DATA PROVIDED:
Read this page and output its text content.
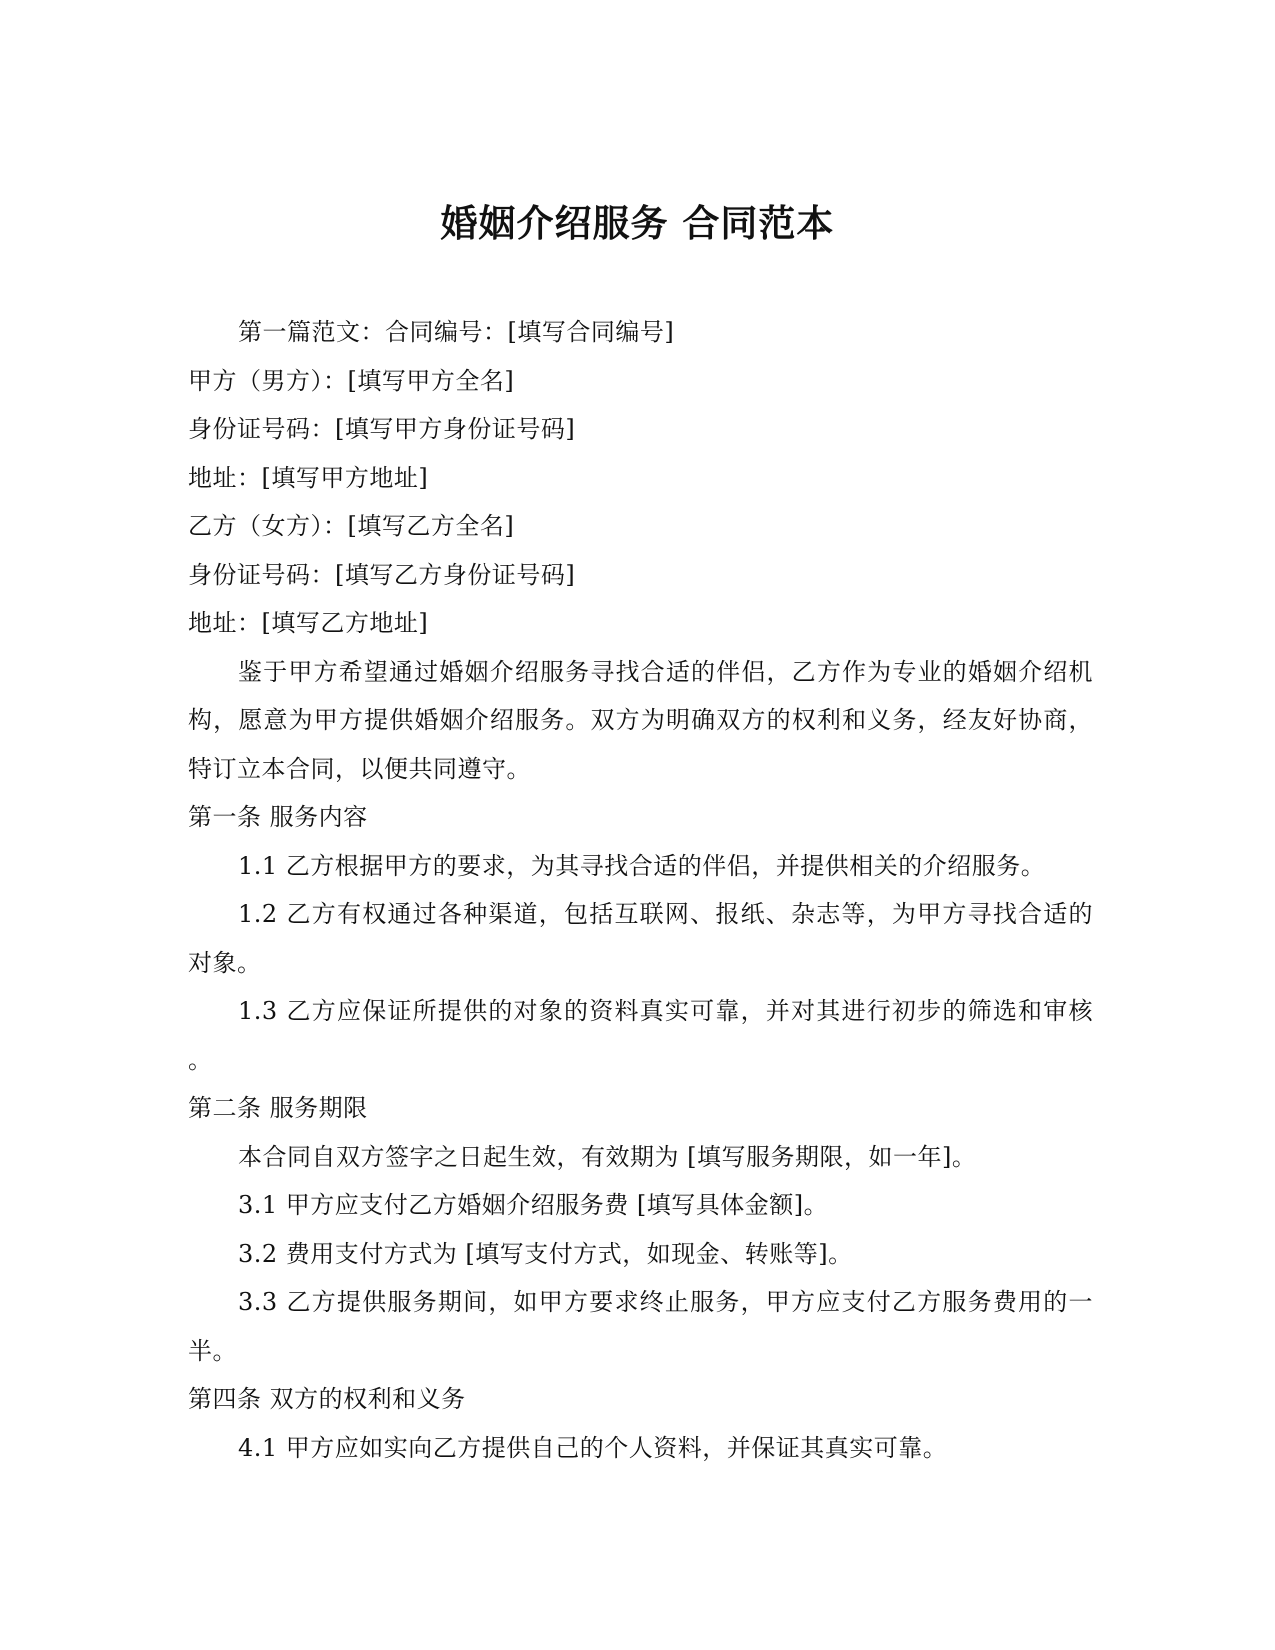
婚姻介绍服务 合同范本

第一篇范文：合同编号：[填写合同编号]

甲方（男方）：[填写甲方全名]

身份证号码：[填写甲方身份证号码]

地址：[填写甲方地址]

乙方（女方）：[填写乙方全名]

身份证号码：[填写乙方身份证号码]

地址：[填写乙方地址]

鉴于甲方希望通过婚姻介绍服务寻找合适的伴侣，乙方作为专业的婚姻介绍机

构，愿意为甲方提供婚姻介绍服务。双方为明确双方的权利和义务，经友好协商，

特订立本合同，以便共同遵守。

第一条 服务内容

1.1 乙方根据甲方的要求，为其寻找合适的伴侣，并提供相关的介绍服务。

1.2 乙方有权通过各种渠道，包括互联网、报纸、杂志等，为甲方寻找合适的

对象。

1.3 乙方应保证所提供的对象的资料真实可靠，并对其进行初步的筛选和审核

。

第二条 服务期限

本合同自双方签字之日起生效，有效期为 [填写服务期限，如一年]。

3.1 甲方应支付乙方婚姻介绍服务费 [填写具体金额]。

3.2 费用支付方式为 [填写支付方式，如现金、转账等]。

3.3 乙方提供服务期间，如甲方要求终止服务，甲方应支付乙方服务费用的一

半。

第四条 双方的权利和义务

4.1 甲方应如实向乙方提供自己的个人资料，并保证其真实可靠。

INSTRUCTIONS TO FOLLOW:
Set each line of the records down exactly, leaving every picture out.

RESULT OF THIS TASK:
Read this page and output its text content.
婚姻介绍服务 合同范本

第一篇范文：合同编号：[填写合同编号]

甲方（男方）：[填写甲方全名]

身份证号码：[填写甲方身份证号码]

地址：[填写甲方地址]

乙方（女方）：[填写乙方全名]

身份证号码：[填写乙方身份证号码]

地址：[填写乙方地址]

鉴于甲方希望通过婚姻介绍服务寻找合适的伴侣，乙方作为专业的婚姻介绍机

构，愿意为甲方提供婚姻介绍服务。双方为明确双方的权利和义务，经友好协商，

特订立本合同，以便共同遵守。

第一条 服务内容

1.1 乙方根据甲方的要求，为其寻找合适的伴侣，并提供相关的介绍服务。

1.2 乙方有权通过各种渠道，包括互联网、报纸、杂志等，为甲方寻找合适的

对象。

1.3 乙方应保证所提供的对象的资料真实可靠，并对其进行初步的筛选和审核

。

第二条 服务期限

本合同自双方签字之日起生效，有效期为 [填写服务期限，如一年]。

3.1 甲方应支付乙方婚姻介绍服务费 [填写具体金额]。

3.2 费用支付方式为 [填写支付方式，如现金、转账等]。

3.3 乙方提供服务期间，如甲方要求终止服务，甲方应支付乙方服务费用的一

半。

第四条 双方的权利和义务

4.1 甲方应如实向乙方提供自己的个人资料，并保证其真实可靠。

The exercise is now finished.